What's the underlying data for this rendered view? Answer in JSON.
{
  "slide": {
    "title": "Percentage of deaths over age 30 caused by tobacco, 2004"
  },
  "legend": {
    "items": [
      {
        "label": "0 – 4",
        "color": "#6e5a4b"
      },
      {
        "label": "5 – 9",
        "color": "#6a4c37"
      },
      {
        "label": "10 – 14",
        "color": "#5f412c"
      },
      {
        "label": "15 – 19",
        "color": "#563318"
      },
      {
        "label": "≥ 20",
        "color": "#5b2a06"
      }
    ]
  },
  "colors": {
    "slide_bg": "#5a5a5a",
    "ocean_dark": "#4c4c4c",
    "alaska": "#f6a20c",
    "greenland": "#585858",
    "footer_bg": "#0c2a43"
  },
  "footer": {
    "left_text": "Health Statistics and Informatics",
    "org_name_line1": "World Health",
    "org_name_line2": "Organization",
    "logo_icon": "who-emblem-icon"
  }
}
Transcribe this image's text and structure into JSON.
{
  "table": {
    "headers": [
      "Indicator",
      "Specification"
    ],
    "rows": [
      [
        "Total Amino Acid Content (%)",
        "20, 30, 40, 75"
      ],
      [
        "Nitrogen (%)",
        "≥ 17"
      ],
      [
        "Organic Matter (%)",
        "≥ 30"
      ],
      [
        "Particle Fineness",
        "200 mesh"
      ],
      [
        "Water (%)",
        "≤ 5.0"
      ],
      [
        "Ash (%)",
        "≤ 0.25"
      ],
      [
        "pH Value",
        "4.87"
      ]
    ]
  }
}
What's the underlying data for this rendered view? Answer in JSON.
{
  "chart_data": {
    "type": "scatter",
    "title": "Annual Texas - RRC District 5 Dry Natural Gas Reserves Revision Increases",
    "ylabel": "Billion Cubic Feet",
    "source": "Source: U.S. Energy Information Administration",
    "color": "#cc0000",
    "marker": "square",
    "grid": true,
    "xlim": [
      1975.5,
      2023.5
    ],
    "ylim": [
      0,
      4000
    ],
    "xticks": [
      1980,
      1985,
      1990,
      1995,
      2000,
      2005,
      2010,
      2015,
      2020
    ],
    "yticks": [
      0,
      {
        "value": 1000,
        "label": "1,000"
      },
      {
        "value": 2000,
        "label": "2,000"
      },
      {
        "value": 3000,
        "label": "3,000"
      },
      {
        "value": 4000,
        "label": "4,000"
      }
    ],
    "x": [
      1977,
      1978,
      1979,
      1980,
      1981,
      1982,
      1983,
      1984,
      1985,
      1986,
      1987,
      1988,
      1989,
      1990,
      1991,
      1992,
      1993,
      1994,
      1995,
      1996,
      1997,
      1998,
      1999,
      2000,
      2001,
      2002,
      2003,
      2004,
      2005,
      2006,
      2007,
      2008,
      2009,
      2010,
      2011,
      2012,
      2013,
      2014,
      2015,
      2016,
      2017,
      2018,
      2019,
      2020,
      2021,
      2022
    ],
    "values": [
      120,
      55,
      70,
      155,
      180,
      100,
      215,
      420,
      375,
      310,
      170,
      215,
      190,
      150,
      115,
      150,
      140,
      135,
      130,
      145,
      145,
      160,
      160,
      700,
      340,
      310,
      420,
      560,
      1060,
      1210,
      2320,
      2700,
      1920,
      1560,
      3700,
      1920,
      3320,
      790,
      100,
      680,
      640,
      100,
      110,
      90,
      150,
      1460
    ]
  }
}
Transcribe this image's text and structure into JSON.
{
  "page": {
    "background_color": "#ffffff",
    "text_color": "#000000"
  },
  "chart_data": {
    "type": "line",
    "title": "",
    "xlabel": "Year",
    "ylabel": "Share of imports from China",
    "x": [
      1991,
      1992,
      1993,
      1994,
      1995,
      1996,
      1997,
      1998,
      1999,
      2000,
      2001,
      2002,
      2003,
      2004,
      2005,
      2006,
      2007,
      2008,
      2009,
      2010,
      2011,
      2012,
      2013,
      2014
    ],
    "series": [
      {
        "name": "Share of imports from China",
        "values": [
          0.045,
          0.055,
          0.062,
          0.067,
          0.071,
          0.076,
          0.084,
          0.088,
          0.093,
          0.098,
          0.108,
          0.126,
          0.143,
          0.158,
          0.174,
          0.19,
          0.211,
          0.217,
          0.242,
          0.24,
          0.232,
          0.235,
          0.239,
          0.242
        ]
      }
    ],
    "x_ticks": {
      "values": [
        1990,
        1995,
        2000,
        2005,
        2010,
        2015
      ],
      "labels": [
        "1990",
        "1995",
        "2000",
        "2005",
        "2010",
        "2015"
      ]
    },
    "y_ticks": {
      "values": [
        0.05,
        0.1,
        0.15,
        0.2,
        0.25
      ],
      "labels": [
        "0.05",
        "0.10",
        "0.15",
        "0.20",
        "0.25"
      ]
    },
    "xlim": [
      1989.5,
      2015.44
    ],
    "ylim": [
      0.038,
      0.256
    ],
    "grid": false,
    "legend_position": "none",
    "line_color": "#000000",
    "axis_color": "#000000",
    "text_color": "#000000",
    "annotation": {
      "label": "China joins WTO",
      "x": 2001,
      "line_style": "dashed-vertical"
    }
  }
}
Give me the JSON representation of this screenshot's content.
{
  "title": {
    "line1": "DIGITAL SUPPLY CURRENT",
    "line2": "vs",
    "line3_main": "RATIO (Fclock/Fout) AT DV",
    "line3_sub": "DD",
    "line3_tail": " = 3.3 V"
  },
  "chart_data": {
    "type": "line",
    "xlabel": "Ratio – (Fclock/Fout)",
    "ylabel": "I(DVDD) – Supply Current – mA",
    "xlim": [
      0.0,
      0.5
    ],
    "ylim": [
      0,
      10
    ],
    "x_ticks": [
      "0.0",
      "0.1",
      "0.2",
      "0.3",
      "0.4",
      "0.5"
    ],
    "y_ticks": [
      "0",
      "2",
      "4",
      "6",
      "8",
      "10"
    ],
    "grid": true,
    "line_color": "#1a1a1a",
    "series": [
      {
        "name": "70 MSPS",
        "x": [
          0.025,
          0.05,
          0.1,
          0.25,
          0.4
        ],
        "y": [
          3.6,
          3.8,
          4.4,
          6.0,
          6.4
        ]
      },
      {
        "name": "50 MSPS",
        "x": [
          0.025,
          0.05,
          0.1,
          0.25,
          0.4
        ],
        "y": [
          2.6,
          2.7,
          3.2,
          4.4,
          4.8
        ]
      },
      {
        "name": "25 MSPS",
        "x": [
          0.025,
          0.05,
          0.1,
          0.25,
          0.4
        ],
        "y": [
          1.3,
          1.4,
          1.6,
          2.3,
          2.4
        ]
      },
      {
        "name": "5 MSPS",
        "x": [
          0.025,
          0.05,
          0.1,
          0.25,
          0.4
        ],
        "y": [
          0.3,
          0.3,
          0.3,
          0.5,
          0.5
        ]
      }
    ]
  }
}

◇ ◇ ◇ ◇

→ EXERCISE INSTRUCTIONS
Reproduce the complete set of lines precisely as supplied.

→ OUTPUT OF THE EXERCISE
What's the underlying data for this rendered view? Answer in JSON.
{
  "slide": {
    "title": "Percentage of deaths over age 30 caused by tobacco, 2004"
  },
  "legend": {
    "items": [
      {
        "label": "0 – 4",
        "color": "#6e5a4b"
      },
      {
        "label": "5 – 9",
        "color": "#6a4c37"
      },
      {
        "label": "10 – 14",
        "color": "#5f412c"
      },
      {
        "label": "15 – 19",
        "color": "#563318"
      },
      {
        "label": "≥ 20",
        "color": "#5b2a06"
      }
    ]
  },
  "colors": {
    "slide_bg": "#5a5a5a",
    "ocean_dark": "#4c4c4c",
    "alaska": "#f6a20c",
    "greenland": "#585858",
    "footer_bg": "#0c2a43"
  },
  "footer": {
    "left_text": "Health Statistics and Informatics",
    "org_name_line1": "World Health",
    "org_name_line2": "Organization",
    "logo_icon": "who-emblem-icon"
  }
}
Transcribe this image's text and structure into JSON.
{
  "table": {
    "headers": [
      "Indicator",
      "Specification"
    ],
    "rows": [
      [
        "Total Amino Acid Content (%)",
        "20, 30, 40, 75"
      ],
      [
        "Nitrogen (%)",
        "≥ 17"
      ],
      [
        "Organic Matter (%)",
        "≥ 30"
      ],
      [
        "Particle Fineness",
        "200 mesh"
      ],
      [
        "Water (%)",
        "≤ 5.0"
      ],
      [
        "Ash (%)",
        "≤ 0.25"
      ],
      [
        "pH Value",
        "4.87"
      ]
    ]
  }
}
What's the underlying data for this rendered view? Answer in JSON.
{
  "chart_data": {
    "type": "scatter",
    "title": "Annual Texas - RRC District 5 Dry Natural Gas Reserves Revision Increases",
    "ylabel": "Billion Cubic Feet",
    "source": "Source: U.S. Energy Information Administration",
    "color": "#cc0000",
    "marker": "square",
    "grid": true,
    "xlim": [
      1975.5,
      2023.5
    ],
    "ylim": [
      0,
      4000
    ],
    "xticks": [
      1980,
      1985,
      1990,
      1995,
      2000,
      2005,
      2010,
      2015,
      2020
    ],
    "yticks": [
      0,
      {
        "value": 1000,
        "label": "1,000"
      },
      {
        "value": 2000,
        "label": "2,000"
      },
      {
        "value": 3000,
        "label": "3,000"
      },
      {
        "value": 4000,
        "label": "4,000"
      }
    ],
    "x": [
      1977,
      1978,
      1979,
      1980,
      1981,
      1982,
      1983,
      1984,
      1985,
      1986,
      1987,
      1988,
      1989,
      1990,
      1991,
      1992,
      1993,
      1994,
      1995,
      1996,
      1997,
      1998,
      1999,
      2000,
      2001,
      2002,
      2003,
      2004,
      2005,
      2006,
      2007,
      2008,
      2009,
      2010,
      2011,
      2012,
      2013,
      2014,
      2015,
      2016,
      2017,
      2018,
      2019,
      2020,
      2021,
      2022
    ],
    "values": [
      120,
      55,
      70,
      155,
      180,
      100,
      215,
      420,
      375,
      310,
      170,
      215,
      190,
      150,
      115,
      150,
      140,
      135,
      130,
      145,
      145,
      160,
      160,
      700,
      340,
      310,
      420,
      560,
      1060,
      1210,
      2320,
      2700,
      1920,
      1560,
      3700,
      1920,
      3320,
      790,
      100,
      680,
      640,
      100,
      110,
      90,
      150,
      1460
    ]
  }
}
Transcribe this image's text and structure into JSON.
{
  "page": {
    "background_color": "#ffffff",
    "text_color": "#000000"
  },
  "chart_data": {
    "type": "line",
    "title": "",
    "xlabel": "Year",
    "ylabel": "Share of imports from China",
    "x": [
      1991,
      1992,
      1993,
      1994,
      1995,
      1996,
      1997,
      1998,
      1999,
      2000,
      2001,
      2002,
      2003,
      2004,
      2005,
      2006,
      2007,
      2008,
      2009,
      2010,
      2011,
      2012,
      2013,
      2014
    ],
    "series": [
      {
        "name": "Share of imports from China",
        "values": [
          0.045,
          0.055,
          0.062,
          0.067,
          0.071,
          0.076,
          0.084,
          0.088,
          0.093,
          0.098,
          0.108,
          0.126,
          0.143,
          0.158,
          0.174,
          0.19,
          0.211,
          0.217,
          0.242,
          0.24,
          0.232,
          0.235,
          0.239,
          0.242
        ]
      }
    ],
    "x_ticks": {
      "values": [
        1990,
        1995,
        2000,
        2005,
        2010,
        2015
      ],
      "labels": [
        "1990",
        "1995",
        "2000",
        "2005",
        "2010",
        "2015"
      ]
    },
    "y_ticks": {
      "values": [
        0.05,
        0.1,
        0.15,
        0.2,
        0.25
      ],
      "labels": [
        "0.05",
        "0.10",
        "0.15",
        "0.20",
        "0.25"
      ]
    },
    "xlim": [
      1989.5,
      2015.44
    ],
    "ylim": [
      0.038,
      0.256
    ],
    "grid": false,
    "legend_position": "none",
    "line_color": "#000000",
    "axis_color": "#000000",
    "text_color": "#000000",
    "annotation": {
      "label": "China joins WTO",
      "x": 2001,
      "line_style": "dashed-vertical"
    }
  }
}
Give me the JSON representation of this screenshot's content.
{
  "title": {
    "line1": "DIGITAL SUPPLY CURRENT",
    "line2": "vs",
    "line3_main": "RATIO (Fclock/Fout) AT DV",
    "line3_sub": "DD",
    "line3_tail": " = 3.3 V"
  },
  "chart_data": {
    "type": "line",
    "xlabel": "Ratio – (Fclock/Fout)",
    "ylabel": "I(DVDD) – Supply Current – mA",
    "xlim": [
      0.0,
      0.5
    ],
    "ylim": [
      0,
      10
    ],
    "x_ticks": [
      "0.0",
      "0.1",
      "0.2",
      "0.3",
      "0.4",
      "0.5"
    ],
    "y_ticks": [
      "0",
      "2",
      "4",
      "6",
      "8",
      "10"
    ],
    "grid": true,
    "line_color": "#1a1a1a",
    "series": [
      {
        "name": "70 MSPS",
        "x": [
          0.025,
          0.05,
          0.1,
          0.25,
          0.4
        ],
        "y": [
          3.6,
          3.8,
          4.4,
          6.0,
          6.4
        ]
      },
      {
        "name": "50 MSPS",
        "x": [
          0.025,
          0.05,
          0.1,
          0.25,
          0.4
        ],
        "y": [
          2.6,
          2.7,
          3.2,
          4.4,
          4.8
        ]
      },
      {
        "name": "25 MSPS",
        "x": [
          0.025,
          0.05,
          0.1,
          0.25,
          0.4
        ],
        "y": [
          1.3,
          1.4,
          1.6,
          2.3,
          2.4
        ]
      },
      {
        "name": "5 MSPS",
        "x": [
          0.025,
          0.05,
          0.1,
          0.25,
          0.4
        ],
        "y": [
          0.3,
          0.3,
          0.3,
          0.5,
          0.5
        ]
      }
    ]
  }
}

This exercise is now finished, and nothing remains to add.